WHAT NEEDS TO BE DONE: Write out the listing below exactly, and omit any images you find in it.

RECORDS PROVIDED:
>> start
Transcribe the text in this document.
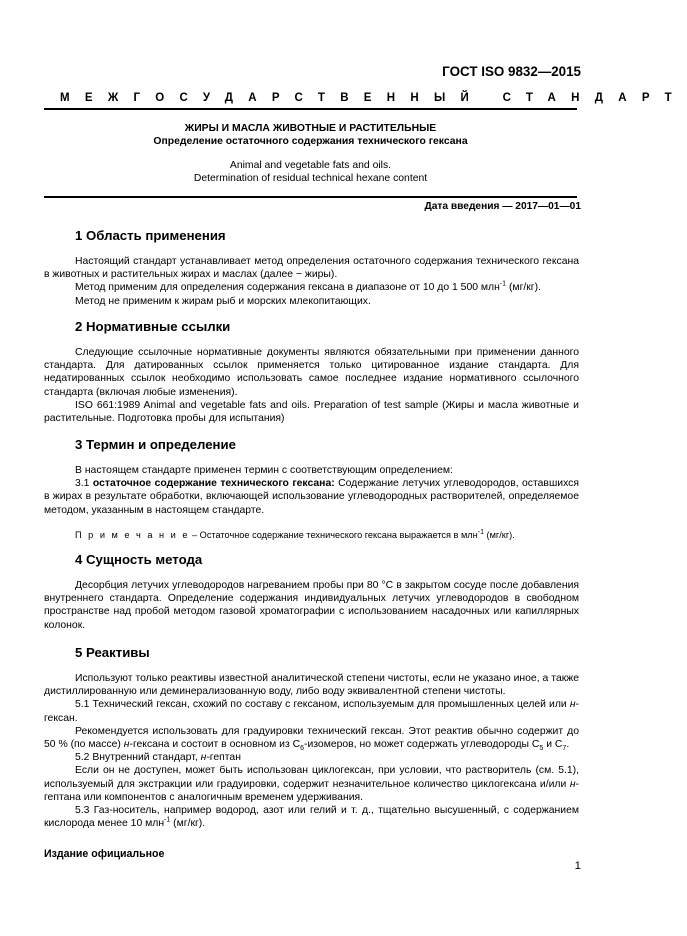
ГОСТ ISO 9832—2015
МЕЖГОСУДАРСТВЕННЫЙ СТАНДАРТ
ЖИРЫ И МАСЛА ЖИВОТНЫЕ И РАСТИТЕЛЬНЫЕ
Определение остаточного содержания технического гексана
Animal and vegetable fats and oils.
Determination of residual technical hexane content
Дата введения — 2017—01—01
1 Область применения

Настоящий стандарт устанавливает метод определения остаточного содержания технического гексана в животных и растительных жирах и маслах (далее − жиры).

Метод применим для определения содержания гексана в диапазоне от 10 до 1 500 млн$^{-1}$ (мг/кг).

Метод не применим к жирам рыб и морских млекопитающих.

2 Нормативные ссылки

Следующие ссылочные нормативные документы являются обязательными при применении данного стандарта. Для датированных ссылок применяется только цитированное издание стандарта. Для недатированных ссылок необходимо использовать самое последнее издание нормативного ссылочного стандарта (включая любые изменения).

ISO 661:1989 Animal and vegetable fats and oils. Preparation of test sample (Жиры и масла животные и растительные. Подготовка пробы для испытания)

3 Термин и определение

В настоящем стандарте применен термин с соответствующим определением:

3.1 остаточное содержание технического гексана: Содержание летучих углеводородов, оставшихся в жирах в результате обработки, включающей использование углеводородных растворителей, определяемое методом, указанным в настоящем стандарте.

П р и м е ч а н и е – Остаточное содержание технического гексана выражается в млн$^{-1}$ (мг/кг).

4 Сущность метода

Десорбция летучих углеводородов нагреванием пробы при 80 °С в закрытом сосуде после добавления внутреннего стандарта. Определение содержания индивидуальных летучих углеводородов в свободном пространстве над пробой методом газовой хроматографии с использованием насадочных или капиллярных колонок.

5 Реактивы

Используют только реактивы известной аналитической степени чистоты, если не указано иное, а также дистиллированную или деминерализованную воду, либо воду эквивалентной степени чистоты.

5.1 Технический гексан, схожий по составу с гексаном, используемым для промышленных целей или н-гексан.

Рекомендуется использовать для градуировки технический гексан. Этот реактив обычно содержит до 50 % (по массе) н-гексана и состоит в основном из $C_6$-изомеров, но может содержать углеводороды $C_5$ и $C_7$.

5.2 Внутренний стандарт, н-гептан

Если он не доступен, может быть использован циклогексан, при условии, что растворитель (см. 5.1), используемый для экстракции или градуировки, содержит незначительное количество циклогексана и/или н-гептана или компонентов с аналогичным временем удерживания.

5.3 Газ-носитель, например водород, азот или гелий и т. д., тщательно высушенный, с содержанием кислорода менее 10 млн$^{-1}$ (мг/кг).

Издание официальное
1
>> end
ANSWER TO THE EXERCISE:
Transcribe the text in this document.
ГОСТ ISO 9832—2015
МЕЖГОСУДАРСТВЕННЫЙ СТАНДАРТ
ЖИРЫ И МАСЛА ЖИВОТНЫЕ И РАСТИТЕЛЬНЫЕ
Определение остаточного содержания технического гексана
Animal and vegetable fats and oils.
Determination of residual technical hexane content
Дата введения — 2017—01—01
1 Область применения

Настоящий стандарт устанавливает метод определения остаточного содержания технического гексана в животных и растительных жирах и маслах (далее − жиры).

Метод применим для определения содержания гексана в диапазоне от 10 до 1 500 млн$^{-1}$ (мг/кг).

Метод не применим к жирам рыб и морских млекопитающих.

2 Нормативные ссылки

Следующие ссылочные нормативные документы являются обязательными при применении данного стандарта. Для датированных ссылок применяется только цитированное издание стандарта. Для недатированных ссылок необходимо использовать самое последнее издание нормативного ссылочного стандарта (включая любые изменения).

ISO 661:1989 Animal and vegetable fats and oils. Preparation of test sample (Жиры и масла животные и растительные. Подготовка пробы для испытания)

3 Термин и определение

В настоящем стандарте применен термин с соответствующим определением:

3.1 остаточное содержание технического гексана: Содержание летучих углеводородов, оставшихся в жирах в результате обработки, включающей использование углеводородных растворителей, определяемое методом, указанным в настоящем стандарте.

П р и м е ч а н и е – Остаточное содержание технического гексана выражается в млн$^{-1}$ (мг/кг).

4 Сущность метода

Десорбция летучих углеводородов нагреванием пробы при 80 °С в закрытом сосуде после добавления внутреннего стандарта. Определение содержания индивидуальных летучих углеводородов в свободном пространстве над пробой методом газовой хроматографии с использованием насадочных или капиллярных колонок.

5 Реактивы

Используют только реактивы известной аналитической степени чистоты, если не указано иное, а также дистиллированную или деминерализованную воду, либо воду эквивалентной степени чистоты.

5.1 Технический гексан, схожий по составу с гексаном, используемым для промышленных целей или н-гексан.

Рекомендуется использовать для градуировки технический гексан. Этот реактив обычно содержит до 50 % (по массе) н-гексана и состоит в основном из $C_6$-изомеров, но может содержать углеводороды $C_5$ и $C_7$.

5.2 Внутренний стандарт, н-гептан

Если он не доступен, может быть использован циклогексан, при условии, что растворитель (см. 5.1), используемый для экстракции или градуировки, содержит незначительное количество циклогексана и/или н-гептана или компонентов с аналогичным временем удерживания.

5.3 Газ-носитель, например водород, азот или гелий и т. д., тщательно высушенный, с содержанием кислорода менее 10 млн$^{-1}$ (мг/кг).

Издание официальное
1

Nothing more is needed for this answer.